Records from a dataset
------------------------
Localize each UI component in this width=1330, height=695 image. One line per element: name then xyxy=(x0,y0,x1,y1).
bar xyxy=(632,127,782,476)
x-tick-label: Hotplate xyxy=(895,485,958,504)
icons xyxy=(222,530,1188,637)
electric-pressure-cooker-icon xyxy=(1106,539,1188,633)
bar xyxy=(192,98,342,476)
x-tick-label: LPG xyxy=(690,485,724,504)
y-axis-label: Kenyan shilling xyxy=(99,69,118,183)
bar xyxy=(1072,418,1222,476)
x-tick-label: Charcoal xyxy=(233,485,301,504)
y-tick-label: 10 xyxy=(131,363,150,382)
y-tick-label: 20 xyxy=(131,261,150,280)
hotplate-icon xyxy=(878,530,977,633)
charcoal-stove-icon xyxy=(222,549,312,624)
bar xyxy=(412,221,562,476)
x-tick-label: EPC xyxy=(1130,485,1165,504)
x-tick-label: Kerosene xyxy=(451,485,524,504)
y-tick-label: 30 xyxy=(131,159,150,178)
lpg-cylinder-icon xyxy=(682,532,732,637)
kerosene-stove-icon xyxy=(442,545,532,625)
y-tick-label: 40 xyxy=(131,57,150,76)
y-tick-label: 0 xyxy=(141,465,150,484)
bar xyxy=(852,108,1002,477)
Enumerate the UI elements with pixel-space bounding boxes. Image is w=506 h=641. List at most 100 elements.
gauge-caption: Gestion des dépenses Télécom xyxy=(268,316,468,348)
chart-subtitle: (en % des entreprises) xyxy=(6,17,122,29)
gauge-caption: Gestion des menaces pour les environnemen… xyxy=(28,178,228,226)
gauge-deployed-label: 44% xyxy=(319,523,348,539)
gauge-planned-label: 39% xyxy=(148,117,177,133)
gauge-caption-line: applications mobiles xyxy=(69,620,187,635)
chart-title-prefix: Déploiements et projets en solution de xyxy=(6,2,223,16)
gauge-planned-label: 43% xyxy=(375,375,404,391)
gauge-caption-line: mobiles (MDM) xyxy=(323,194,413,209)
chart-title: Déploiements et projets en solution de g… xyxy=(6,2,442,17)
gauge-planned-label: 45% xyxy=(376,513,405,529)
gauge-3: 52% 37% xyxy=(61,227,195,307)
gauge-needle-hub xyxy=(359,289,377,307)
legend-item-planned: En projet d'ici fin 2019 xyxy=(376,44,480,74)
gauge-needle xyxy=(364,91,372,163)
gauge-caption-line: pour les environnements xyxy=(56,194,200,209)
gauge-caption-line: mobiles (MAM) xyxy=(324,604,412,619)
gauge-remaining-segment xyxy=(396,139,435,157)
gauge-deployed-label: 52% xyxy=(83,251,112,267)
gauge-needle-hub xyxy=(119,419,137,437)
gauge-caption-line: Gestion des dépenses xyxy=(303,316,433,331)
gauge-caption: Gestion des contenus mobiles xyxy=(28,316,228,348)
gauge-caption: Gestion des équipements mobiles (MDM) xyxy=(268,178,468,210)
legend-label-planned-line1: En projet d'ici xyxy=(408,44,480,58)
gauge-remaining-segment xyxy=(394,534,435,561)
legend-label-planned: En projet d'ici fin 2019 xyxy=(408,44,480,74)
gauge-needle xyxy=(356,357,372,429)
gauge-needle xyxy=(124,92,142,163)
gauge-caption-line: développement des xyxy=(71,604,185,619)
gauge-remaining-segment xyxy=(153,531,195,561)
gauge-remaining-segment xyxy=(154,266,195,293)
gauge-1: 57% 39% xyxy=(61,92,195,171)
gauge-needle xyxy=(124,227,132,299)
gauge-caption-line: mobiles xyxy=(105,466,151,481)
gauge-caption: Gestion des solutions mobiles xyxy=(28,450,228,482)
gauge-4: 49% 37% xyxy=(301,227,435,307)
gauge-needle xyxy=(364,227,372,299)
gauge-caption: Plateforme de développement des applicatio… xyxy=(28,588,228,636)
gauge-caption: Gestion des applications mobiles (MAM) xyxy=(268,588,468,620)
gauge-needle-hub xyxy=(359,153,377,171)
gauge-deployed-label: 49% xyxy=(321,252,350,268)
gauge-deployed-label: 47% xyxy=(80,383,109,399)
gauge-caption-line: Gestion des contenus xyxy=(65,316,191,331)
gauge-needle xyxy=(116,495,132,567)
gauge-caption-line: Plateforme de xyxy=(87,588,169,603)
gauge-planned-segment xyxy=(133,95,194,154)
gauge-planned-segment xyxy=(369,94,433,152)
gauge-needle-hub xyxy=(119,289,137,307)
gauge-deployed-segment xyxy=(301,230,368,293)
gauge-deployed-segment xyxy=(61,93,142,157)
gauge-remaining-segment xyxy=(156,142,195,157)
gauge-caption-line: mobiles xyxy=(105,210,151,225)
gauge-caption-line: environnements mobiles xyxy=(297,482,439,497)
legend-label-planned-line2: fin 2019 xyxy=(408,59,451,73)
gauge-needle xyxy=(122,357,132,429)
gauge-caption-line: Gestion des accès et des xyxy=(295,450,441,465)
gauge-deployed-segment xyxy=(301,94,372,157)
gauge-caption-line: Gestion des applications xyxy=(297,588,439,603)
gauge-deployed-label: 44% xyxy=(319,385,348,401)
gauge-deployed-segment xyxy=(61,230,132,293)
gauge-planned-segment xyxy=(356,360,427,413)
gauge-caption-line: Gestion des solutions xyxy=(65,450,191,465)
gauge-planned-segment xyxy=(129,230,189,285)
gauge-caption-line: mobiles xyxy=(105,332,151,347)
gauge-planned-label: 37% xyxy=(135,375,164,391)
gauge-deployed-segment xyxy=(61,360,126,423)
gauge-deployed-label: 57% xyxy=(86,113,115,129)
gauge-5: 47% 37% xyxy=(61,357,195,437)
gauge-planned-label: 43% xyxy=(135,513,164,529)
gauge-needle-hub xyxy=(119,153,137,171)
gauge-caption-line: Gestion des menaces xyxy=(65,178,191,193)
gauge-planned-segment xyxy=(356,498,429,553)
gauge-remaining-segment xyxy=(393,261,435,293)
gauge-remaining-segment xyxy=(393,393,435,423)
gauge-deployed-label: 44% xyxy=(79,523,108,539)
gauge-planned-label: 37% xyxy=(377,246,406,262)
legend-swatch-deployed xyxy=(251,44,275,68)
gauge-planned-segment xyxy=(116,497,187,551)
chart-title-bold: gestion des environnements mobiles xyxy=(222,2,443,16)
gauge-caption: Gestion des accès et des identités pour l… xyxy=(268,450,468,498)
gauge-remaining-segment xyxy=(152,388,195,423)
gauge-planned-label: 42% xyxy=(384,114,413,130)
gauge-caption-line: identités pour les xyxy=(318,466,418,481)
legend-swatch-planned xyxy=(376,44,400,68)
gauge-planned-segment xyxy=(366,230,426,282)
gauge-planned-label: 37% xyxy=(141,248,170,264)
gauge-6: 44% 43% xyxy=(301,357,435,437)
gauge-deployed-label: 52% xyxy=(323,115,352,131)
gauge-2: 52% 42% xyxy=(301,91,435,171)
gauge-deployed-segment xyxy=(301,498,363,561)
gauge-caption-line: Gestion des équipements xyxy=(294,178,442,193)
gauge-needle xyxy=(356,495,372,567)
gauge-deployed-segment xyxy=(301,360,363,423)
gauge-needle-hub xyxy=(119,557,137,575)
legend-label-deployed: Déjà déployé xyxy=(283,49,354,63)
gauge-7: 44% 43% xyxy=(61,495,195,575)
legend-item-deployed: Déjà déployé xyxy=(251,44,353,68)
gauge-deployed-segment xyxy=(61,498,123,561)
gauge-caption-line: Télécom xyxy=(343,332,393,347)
------------------------
• TASK DETAILS: Repeat everything from the start of the entries down through the line that contains "chart-title-prefix: Déploiements et", with both ends included, character for character.

• TASK RESULT:
Localize each UI component in this width=1330, height=695 image. One line per element: name then xyxy=(x0,y0,x1,y1).
bar xyxy=(632,127,782,476)
x-tick-label: Hotplate xyxy=(895,485,958,504)
icons xyxy=(222,530,1188,637)
electric-pressure-cooker-icon xyxy=(1106,539,1188,633)
bar xyxy=(192,98,342,476)
x-tick-label: LPG xyxy=(690,485,724,504)
y-axis-label: Kenyan shilling xyxy=(99,69,118,183)
bar xyxy=(1072,418,1222,476)
x-tick-label: Charcoal xyxy=(233,485,301,504)
y-tick-label: 10 xyxy=(131,363,150,382)
y-tick-label: 20 xyxy=(131,261,150,280)
hotplate-icon xyxy=(878,530,977,633)
charcoal-stove-icon xyxy=(222,549,312,624)
bar xyxy=(412,221,562,476)
x-tick-label: EPC xyxy=(1130,485,1165,504)
x-tick-label: Kerosene xyxy=(451,485,524,504)
y-tick-label: 30 xyxy=(131,159,150,178)
lpg-cylinder-icon xyxy=(682,532,732,637)
kerosene-stove-icon xyxy=(442,545,532,625)
y-tick-label: 40 xyxy=(131,57,150,76)
y-tick-label: 0 xyxy=(141,465,150,484)
bar xyxy=(852,108,1002,477)
Enumerate the UI elements with pixel-space bounding boxes. Image is w=506 h=641. List at most 100 elements.
gauge-caption: Gestion des dépenses Télécom xyxy=(268,316,468,348)
chart-subtitle: (en % des entreprises) xyxy=(6,17,122,29)
gauge-caption: Gestion des menaces pour les environnemen… xyxy=(28,178,228,226)
gauge-deployed-label: 44% xyxy=(319,523,348,539)
gauge-planned-label: 39% xyxy=(148,117,177,133)
gauge-caption-line: applications mobiles xyxy=(69,620,187,635)
chart-title-prefix: Déploiements et projets en solution de xyxy=(6,2,223,16)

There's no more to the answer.